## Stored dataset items
=======

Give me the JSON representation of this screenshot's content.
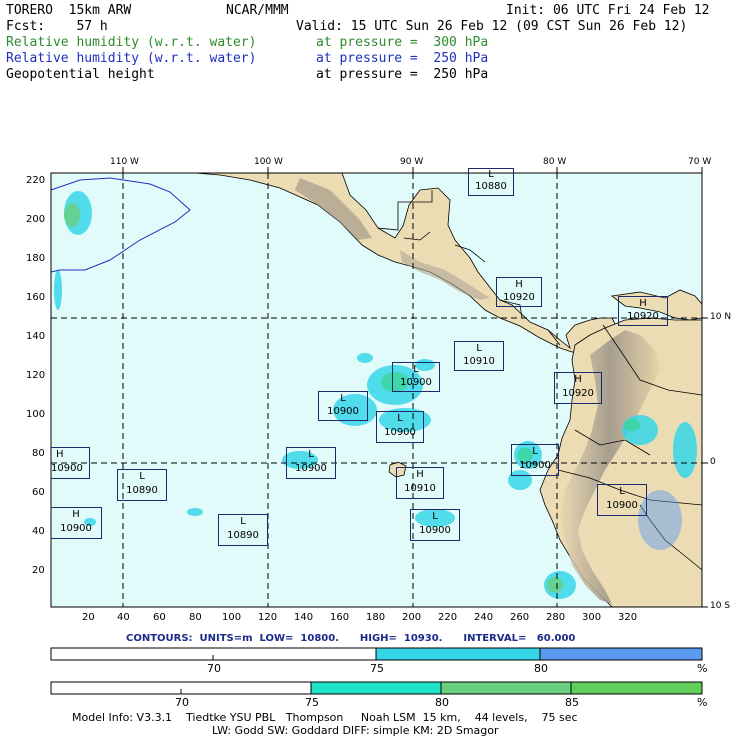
{
  "header": {
    "model": "TORERO  15km ARW",
    "org": "NCAR/MMM",
    "init": "Init: 06 UTC Fri 24 Feb 12",
    "fcst": "Fcst:    57 h",
    "valid": "Valid: 15 UTC Sun 26 Feb 12 (09 CST Sun 26 Feb 12)",
    "fields": [
      {
        "name": "Relative humidity (w.r.t. water)",
        "level": "at pressure =  300 hPa",
        "color": "#2e8b2e"
      },
      {
        "name": "Relative humidity (w.r.t. water)",
        "level": "at pressure =  250 hPa",
        "color": "#1f2fbf"
      },
      {
        "name": "Geopotential height",
        "level": "at pressure =  250 hPa",
        "color": "#000000"
      }
    ]
  },
  "map": {
    "lon_labels": [
      "110 W",
      "100 W",
      "90 W",
      "80 W",
      "70 W"
    ],
    "lat_labels": [
      "10 N",
      "0",
      "10 S"
    ],
    "x_ticks": [
      "20",
      "40",
      "60",
      "80",
      "100",
      "120",
      "140",
      "160",
      "180",
      "200",
      "220",
      "240",
      "260",
      "280",
      "300",
      "320"
    ],
    "y_ticks": [
      "220",
      "200",
      "180",
      "160",
      "140",
      "120",
      "100",
      "80",
      "60",
      "40",
      "20"
    ],
    "height_labels": [
      {
        "type": "L",
        "value": "10880"
      },
      {
        "type": "H",
        "value": "10920"
      },
      {
        "type": "H",
        "value": "10920"
      },
      {
        "type": "L",
        "value": "10910"
      },
      {
        "type": "L",
        "value": "10900"
      },
      {
        "type": "H",
        "value": "10920"
      },
      {
        "type": "L",
        "value": "10900"
      },
      {
        "type": "L",
        "value": "10900"
      },
      {
        "type": "H",
        "value": "10900"
      },
      {
        "type": "L",
        "value": "10900"
      },
      {
        "type": "L",
        "value": "10900"
      },
      {
        "type": "H",
        "value": "10910"
      },
      {
        "type": "L",
        "value": "10890"
      },
      {
        "type": "L",
        "value": "10900"
      },
      {
        "type": "H",
        "value": "10900"
      },
      {
        "type": "L",
        "value": "10890"
      },
      {
        "type": "L",
        "value": "10900"
      }
    ]
  },
  "contours": "CONTOURS:  UNITS=m  LOW=  10800.      HIGH=  10930.      INTERVAL=   60.000",
  "colorbar_250": {
    "labels": [
      "70",
      "75",
      "80",
      "%"
    ],
    "colors": [
      "#ffffff",
      "#36d6e8",
      "#5a9af0"
    ]
  },
  "colorbar_300": {
    "labels": [
      "70",
      "75",
      "80",
      "85",
      "%"
    ],
    "colors": [
      "#ffffff",
      "#1ee3c8",
      "#3ad49a",
      "#6acf80",
      "#5fcf5a"
    ]
  },
  "footer": {
    "line1": "Model Info: V3.3.1    Tiedtke YSU PBL   Thompson     Noah LSM  15 km,    44 levels,    75 sec",
    "line2": "LW: Godd SW: Goddard DIFF: simple KM: 2D Smagor"
  }
}
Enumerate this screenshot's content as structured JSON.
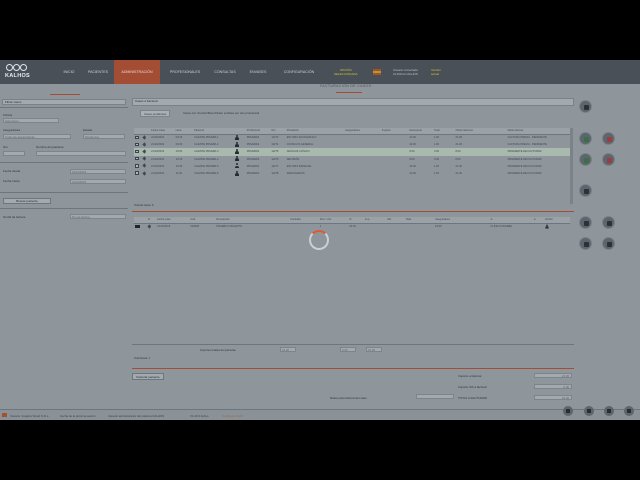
{
  "app": {
    "logo_text": "KALHOS",
    "nav": [
      "INICIO",
      "PACIENTES",
      "ADMINISTRACIÓN",
      "PROFESIONALES",
      "CONSULTAS",
      "ENVASES",
      "CONFIGURACIÓN"
    ],
    "nav_active_index": 2,
    "yellow_label": "OPCIÓN\nSELECCIONADA",
    "user_label": "Usuario conectado\nCLINICA CALHOS",
    "user_label2": "Versión\nactual",
    "colors": {
      "accent": "#a24d34",
      "topbar": "#4a5058",
      "background": "#8e959b",
      "spinner": "#e05a30"
    }
  },
  "page": {
    "title": "FACTURACIÓN DE CASOS"
  },
  "left": {
    "header": "Filtrar casos",
    "labels": [
      "Clínica",
      "Aseguradora",
      "Estado",
      "Nro",
      "Nombre del paciente",
      "Fecha desde",
      "Fecha hasta",
      "Buscar por paciente",
      "Nro/Id de factura"
    ],
    "values": {
      "clinica": "Seleccione",
      "aseguradora": "Todas las aseguradoras",
      "estado": "Pendientes",
      "fecha_desde": "01/10/2019",
      "fecha_hasta": "31/10/2019",
      "factura": "Nro de factura"
    },
    "button": "Buscar paciente"
  },
  "cases": {
    "header": "Casos a Facturar",
    "tabs": [
      "Casos pendientes",
      "Casos con Voucher/Bono/Orden emitidos por otro profesional"
    ],
    "columns": [
      "",
      "",
      "Fecha Caso",
      "Hora",
      "Paciente",
      "",
      "Profesional",
      "Nro",
      "Prestación",
      "Aseguradora",
      "Importe",
      "Descuento",
      "Total",
      "Observaciones",
      "Datos factura"
    ],
    "rows": [
      [
        "21/10/2019",
        "09:15",
        "CLIENTE PRUEBA 1",
        "PRUEBAS",
        "11273",
        "ESTUDIO ECOGRÁFICO",
        "",
        "",
        "22.00",
        "1.00",
        "21.00",
        "FACTURA PREVIA · PENDIENTE",
        "CLÍNICA PRUEBA"
      ],
      [
        "21/10/2019",
        "09:30",
        "CLIENTE PRUEBA 2",
        "PRUEBAS",
        "11274",
        "CONSULTA GENERAL",
        "",
        "",
        "22.00",
        "1.00",
        "21.00",
        "FACTURA PREVIA · PENDIENTE",
        "CLÍNICA PRUEBA"
      ],
      [
        "21/10/2019",
        "10:00",
        "CLIENTE PRUEBA 3",
        "PRUEBAS",
        "11275",
        "ANÁLISIS CLÍNICO",
        "",
        "",
        "8.00",
        "0.00",
        "8.00",
        "PENDIENTE DE FACTURAR",
        "CLÍNICA PRUEBA"
      ],
      [
        "21/10/2019",
        "10:15",
        "CLIENTE PRUEBA 4",
        "PRUEBAS",
        "11276",
        "REVISIÓN",
        "",
        "",
        "8.00",
        "0.00",
        "8.00",
        "PENDIENTE DE FACTURAR",
        "CLÍNICA PRUEBA"
      ],
      [
        "21/10/2019",
        "10:45",
        "CLIENTE PRUEBA 5",
        "PRUEBAS",
        "11277",
        "ESTUDIO ESPECIAL",
        "",
        "",
        "22.00",
        "1.00",
        "21.00",
        "PENDIENTE DE FACTURAR",
        "CLÍNICA PRUEBA"
      ],
      [
        "21/10/2019",
        "11:00",
        "CLIENTE PRUEBA 6",
        "PRUEBAS",
        "11278",
        "RADIOGRAFÍA",
        "",
        "",
        "22.00",
        "1.00",
        "21.00",
        "PENDIENTE DE FACTURAR",
        "CLÍNICA PRUEBA"
      ]
    ],
    "selected_row": 2,
    "footer": "Total de casos: 6"
  },
  "invoice": {
    "columns": [
      "",
      "N",
      "Fecha caso",
      "Cod",
      "Descripción",
      "Cantidad",
      "Prec. Unit",
      "%",
      "Imp.",
      "IVA",
      "Total",
      "Aseguradora",
      "A.",
      "A.",
      "Acción"
    ],
    "row": [
      "",
      "21/10/2019",
      "000025",
      "PRUEBA CONCEPTO",
      "",
      "1",
      "22.00",
      "",
      "",
      "",
      "22.00",
      "CLÍNICA PRUEBA",
      "",
      ""
    ],
    "footer_note": "Total líneas: 1",
    "totals_label": "Importes totales del paciente",
    "totals": [
      "22.00",
      "0.00",
      "22.00"
    ],
    "button": "Facturar paciente",
    "summary_labels": [
      "Importe a facturar",
      "Importe IVA a facturar",
      "TOTAL A FACTURAR"
    ],
    "summary_values": [
      "22.00",
      "0.00",
      "22.00"
    ],
    "datos_label": "Datos para factura del caso"
  },
  "statusbar": {
    "company": "Usuario: Imagine Smart S.R.L.",
    "text1": "Fecha de la próxima sesión:",
    "text2": "Usuario administrador del sistema KALHOS",
    "version": "V1.20.0 Activo",
    "link": "Configurar Perfil"
  }
}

=======

## Problem to solve
Check each line of the entries above, and show every one holding the word "screenshot".

## Worked answer
Give me the JSON representation of this screenshot's content.
Enumerate this screenshot's content as structured JSON.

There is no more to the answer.